__Task details__.
Each entry below should be echoed exactly, with pictures omitted.

__Data for this exercise__.

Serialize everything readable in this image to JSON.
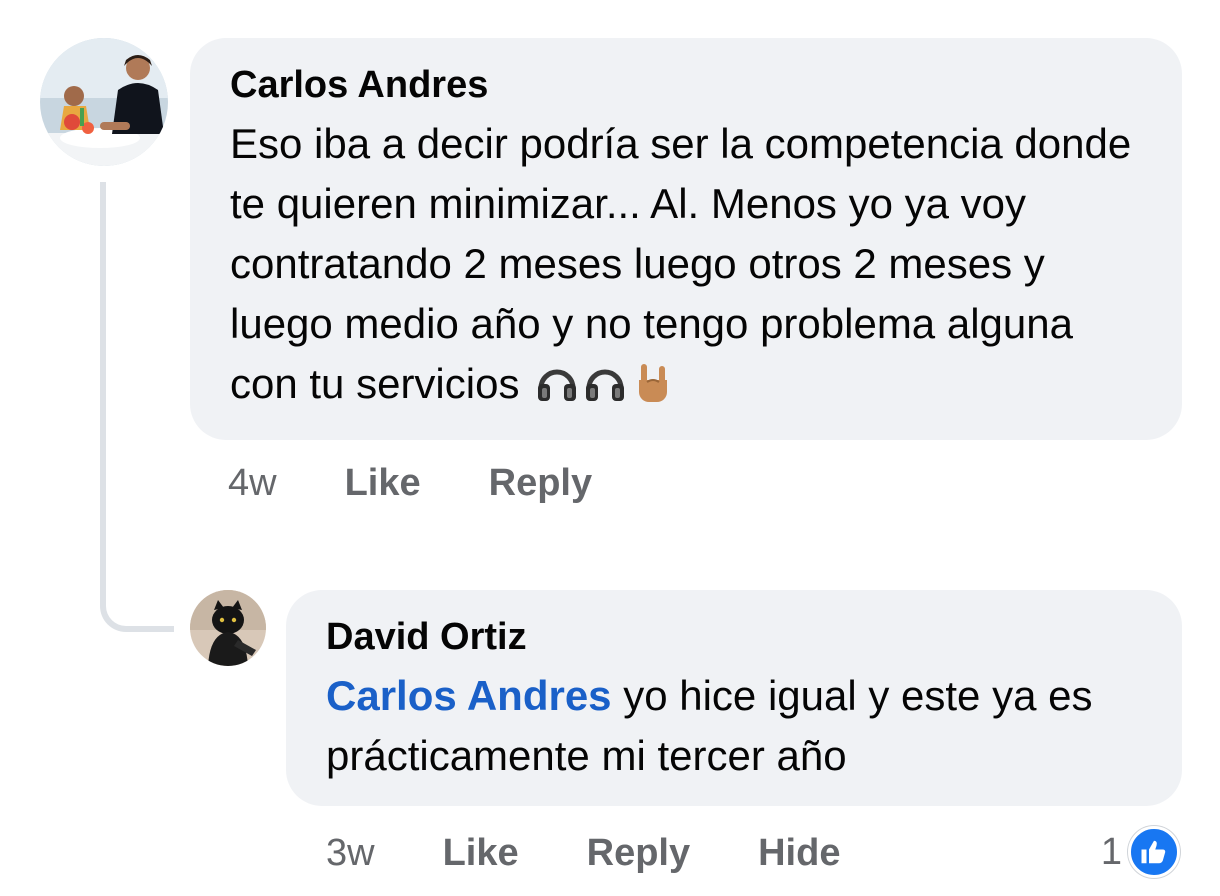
{
  "comments": [
    {
      "author": "Carlos Andres",
      "text": "Eso iba a decir podría ser la competencia donde te quieren minimizar... Al. Menos yo ya voy contratando 2 meses luego otros 2 meses y luego medio año y no tengo problema alguna con tu servicios",
      "emojis": [
        "headphones-icon",
        "headphones-icon",
        "horns-hand-icon"
      ],
      "time": "4w",
      "like_label": "Like",
      "reply_label": "Reply"
    },
    {
      "author": "David Ortiz",
      "mention": "Carlos Andres",
      "text": " yo hice igual y este ya es prácticamente mi tercer año",
      "time": "3w",
      "like_label": "Like",
      "reply_label": "Reply",
      "hide_label": "Hide",
      "reaction_count": "1",
      "reaction_icon": "thumbs-up-icon"
    }
  ],
  "colors": {
    "bubble": "#f0f2f5",
    "mention": "#1a60c8",
    "meta_text": "#65676b",
    "like_blue": "#1877f2"
  }
}
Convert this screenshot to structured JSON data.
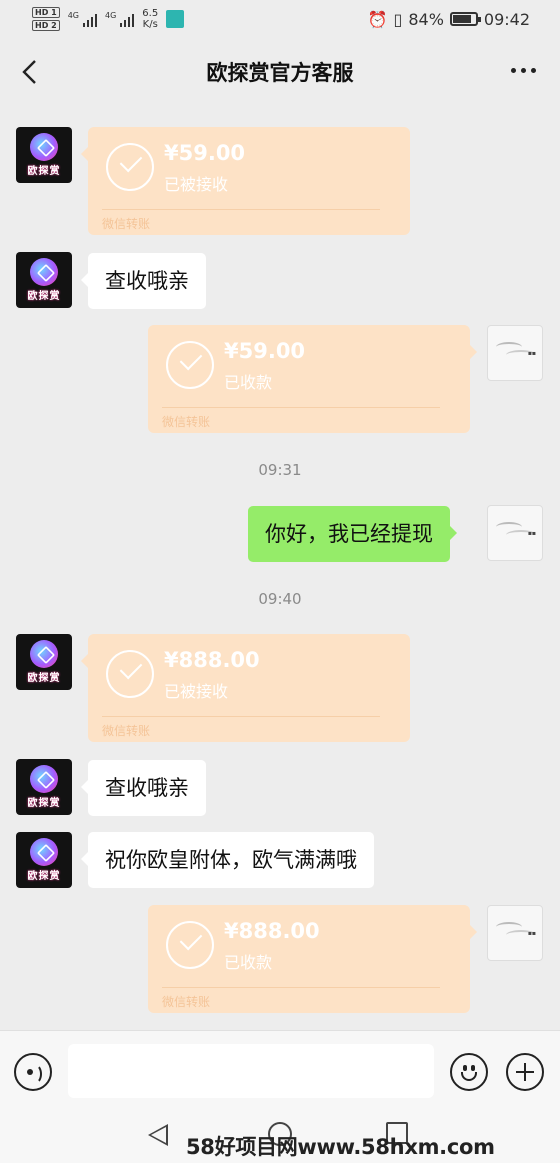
{
  "status_bar": {
    "hd1": "HD 1",
    "hd2": "HD 2",
    "signal1_label": "4G",
    "signal2_label": "4G",
    "speed": "6.5",
    "speed_unit": "K/s",
    "battery": "84%",
    "battery_level": 0.84,
    "time": "09:42"
  },
  "header": {
    "title": "欧探赏官方客服"
  },
  "avatar_text": "欧探赏",
  "messages": [
    {
      "type": "transfer",
      "side": "left",
      "amount": "¥59.00",
      "status": "已被接收",
      "footer": "微信转账"
    },
    {
      "type": "text",
      "side": "left",
      "text": "查收哦亲"
    },
    {
      "type": "transfer",
      "side": "right",
      "amount": "¥59.00",
      "status": "已收款",
      "footer": "微信转账"
    },
    {
      "type": "time",
      "text": "09:31"
    },
    {
      "type": "text",
      "side": "right",
      "text": "你好，我已经提现"
    },
    {
      "type": "time",
      "text": "09:40"
    },
    {
      "type": "transfer",
      "side": "left",
      "amount": "¥888.00",
      "status": "已被接收",
      "footer": "微信转账"
    },
    {
      "type": "text",
      "side": "left",
      "text": "查收哦亲"
    },
    {
      "type": "text",
      "side": "left",
      "text": "祝你欧皇附体，欧气满满哦"
    },
    {
      "type": "transfer",
      "side": "right",
      "amount": "¥888.00",
      "status": "已收款",
      "footer": "微信转账"
    }
  ],
  "input": {
    "value": "",
    "placeholder": ""
  },
  "watermark": "58好项目网www.58hxm.com",
  "colors": {
    "background": "#ededed",
    "transfer_bg": "#fde2c6",
    "self_bubble": "#95ec69",
    "other_bubble": "#ffffff"
  }
}
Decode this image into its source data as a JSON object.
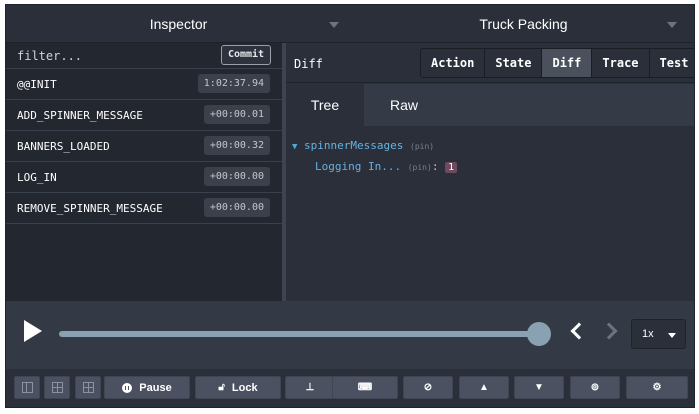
{
  "header": {
    "left_monitor": "Inspector",
    "right_monitor": "Truck Packing"
  },
  "filter": {
    "placeholder": "filter...",
    "commit_label": "Commit"
  },
  "actions": [
    {
      "name": "@@INIT",
      "time": "1:02:37.94"
    },
    {
      "name": "ADD_SPINNER_MESSAGE",
      "time": "+00:00.01"
    },
    {
      "name": "BANNERS_LOADED",
      "time": "+00:00.32"
    },
    {
      "name": "LOG_IN",
      "time": "+00:00.00"
    },
    {
      "name": "REMOVE_SPINNER_MESSAGE",
      "time": "+00:00.00"
    }
  ],
  "inspector": {
    "current_tab_label": "Diff",
    "tabs": [
      "Action",
      "State",
      "Diff",
      "Trace",
      "Test"
    ],
    "active_tab": "Diff",
    "view_tabs": [
      "Tree",
      "Raw"
    ],
    "active_view": "Tree"
  },
  "tree": {
    "root_key": "spinnerMessages",
    "root_pin": "(pin)",
    "child_key": "Logging In...",
    "child_pin": "(pin)",
    "child_colon": ":",
    "child_value": "1"
  },
  "slider": {
    "position": 1.0,
    "speed": "1x"
  },
  "bottom_bar": {
    "pause_label": "Pause",
    "lock_label": "Lock",
    "icons": [
      "layout-left-icon",
      "layout-bottom-icon",
      "layout-grid-icon",
      "pause-icon",
      "lock-icon",
      "pin-icon",
      "keyboard-icon",
      "persist-icon",
      "export-icon",
      "import-icon",
      "remote-icon",
      "settings-icon"
    ]
  },
  "colors": {
    "background": "#2a2f3a",
    "active_tab": "#4a505c",
    "tree_key": "#64b3e3",
    "diff_value": "#6e4a5d",
    "slider": "#8aa1b1"
  }
}
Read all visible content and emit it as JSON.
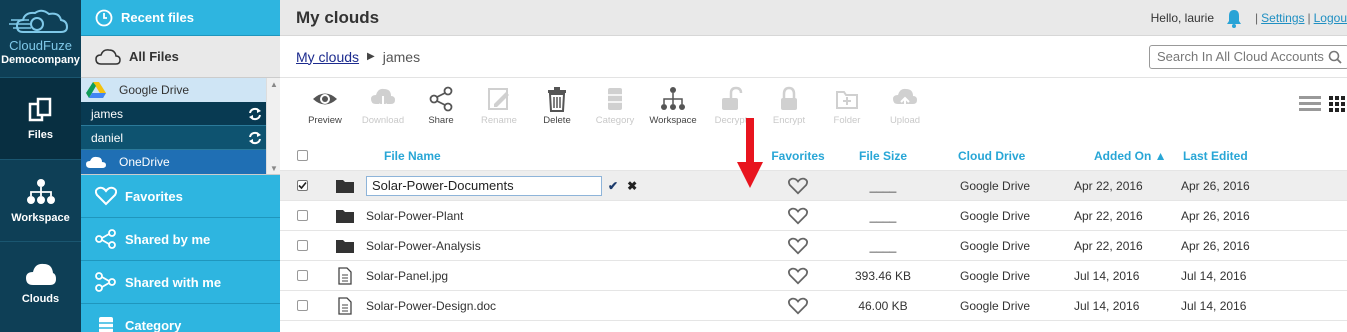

__Answer to the exercise__.
Serialize everything readable in this image to JSON.
{
  "comments": [
    {
      "author": "Carlos Andres",
      "text": "Eso iba a decir podría ser la competencia donde te quieren minimizar... Al. Menos yo ya voy contratando 2 meses luego otros 2 meses y luego medio año y no tengo problema alguna con tu servicios",
      "emojis": [
        "headphones-icon",
        "headphones-icon",
        "horns-hand-icon"
      ],
      "time": "4w",
      "like_label": "Like",
      "reply_label": "Reply"
    },
    {
      "author": "David Ortiz",
      "mention": "Carlos Andres",
      "text": " yo hice igual y este ya es prácticamente mi tercer año",
      "time": "3w",
      "like_label": "Like",
      "reply_label": "Reply",
      "hide_label": "Hide",
      "reaction_count": "1",
      "reaction_icon": "thumbs-up-icon"
    }
  ],
  "colors": {
    "bubble": "#f0f2f5",
    "mention": "#1a60c8",
    "meta_text": "#65676b",
    "like_blue": "#1877f2"
  }
}
Convert this screenshot to structured JSON data.
{
  "status_bar": {
    "hd1": "HD 1",
    "hd2": "HD 2",
    "signal1_label": "4G",
    "signal2_label": "4G",
    "speed": "6.5",
    "speed_unit": "K/s",
    "battery": "84%",
    "battery_level": 0.84,
    "time": "09:42"
  },
  "header": {
    "title": "欧探赏官方客服"
  },
  "avatar_text": "欧探赏",
  "messages": [
    {
      "type": "transfer",
      "side": "left",
      "amount": "¥59.00",
      "status": "已被接收",
      "footer": "微信转账"
    },
    {
      "type": "text",
      "side": "left",
      "text": "查收哦亲"
    },
    {
      "type": "transfer",
      "side": "right",
      "amount": "¥59.00",
      "status": "已收款",
      "footer": "微信转账"
    },
    {
      "type": "time",
      "text": "09:31"
    },
    {
      "type": "text",
      "side": "right",
      "text": "你好，我已经提现"
    },
    {
      "type": "time",
      "text": "09:40"
    },
    {
      "type": "transfer",
      "side": "left",
      "amount": "¥888.00",
      "status": "已被接收",
      "footer": "微信转账"
    },
    {
      "type": "text",
      "side": "left",
      "text": "查收哦亲"
    },
    {
      "type": "text",
      "side": "left",
      "text": "祝你欧皇附体，欧气满满哦"
    },
    {
      "type": "transfer",
      "side": "right",
      "amount": "¥888.00",
      "status": "已收款",
      "footer": "微信转账"
    }
  ],
  "input": {
    "value": "",
    "placeholder": ""
  },
  "watermark": "58好项目网www.58hxm.com",
  "colors": {
    "background": "#ededed",
    "transfer_bg": "#fde2c6",
    "self_bubble": "#95ec69",
    "other_bubble": "#ffffff"
  }
}
Decode this image into its source data as a JSON object.
{
  "header": {
    "left_monitor": "Inspector",
    "right_monitor": "Truck Packing"
  },
  "filter": {
    "placeholder": "filter...",
    "commit_label": "Commit"
  },
  "actions": [
    {
      "name": "@@INIT",
      "time": "1:02:37.94"
    },
    {
      "name": "ADD_SPINNER_MESSAGE",
      "time": "+00:00.01"
    },
    {
      "name": "BANNERS_LOADED",
      "time": "+00:00.32"
    },
    {
      "name": "LOG_IN",
      "time": "+00:00.00"
    },
    {
      "name": "REMOVE_SPINNER_MESSAGE",
      "time": "+00:00.00"
    }
  ],
  "inspector": {
    "current_tab_label": "Diff",
    "tabs": [
      "Action",
      "State",
      "Diff",
      "Trace",
      "Test"
    ],
    "active_tab": "Diff",
    "view_tabs": [
      "Tree",
      "Raw"
    ],
    "active_view": "Tree"
  },
  "tree": {
    "root_key": "spinnerMessages",
    "root_pin": "(pin)",
    "child_key": "Logging In...",
    "child_pin": "(pin)",
    "child_colon": ":",
    "child_value": "1"
  },
  "slider": {
    "position": 1.0,
    "speed": "1x"
  },
  "bottom_bar": {
    "pause_label": "Pause",
    "lock_label": "Lock",
    "icons": [
      "layout-left-icon",
      "layout-bottom-icon",
      "layout-grid-icon",
      "pause-icon",
      "lock-icon",
      "pin-icon",
      "keyboard-icon",
      "persist-icon",
      "export-icon",
      "import-icon",
      "remote-icon",
      "settings-icon"
    ]
  },
  "colors": {
    "background": "#2a2f3a",
    "active_tab": "#4a505c",
    "tree_key": "#64b3e3",
    "diff_value": "#6e4a5d",
    "slider": "#8aa1b1"
  }
}
Read all visible content and emit it as JSON.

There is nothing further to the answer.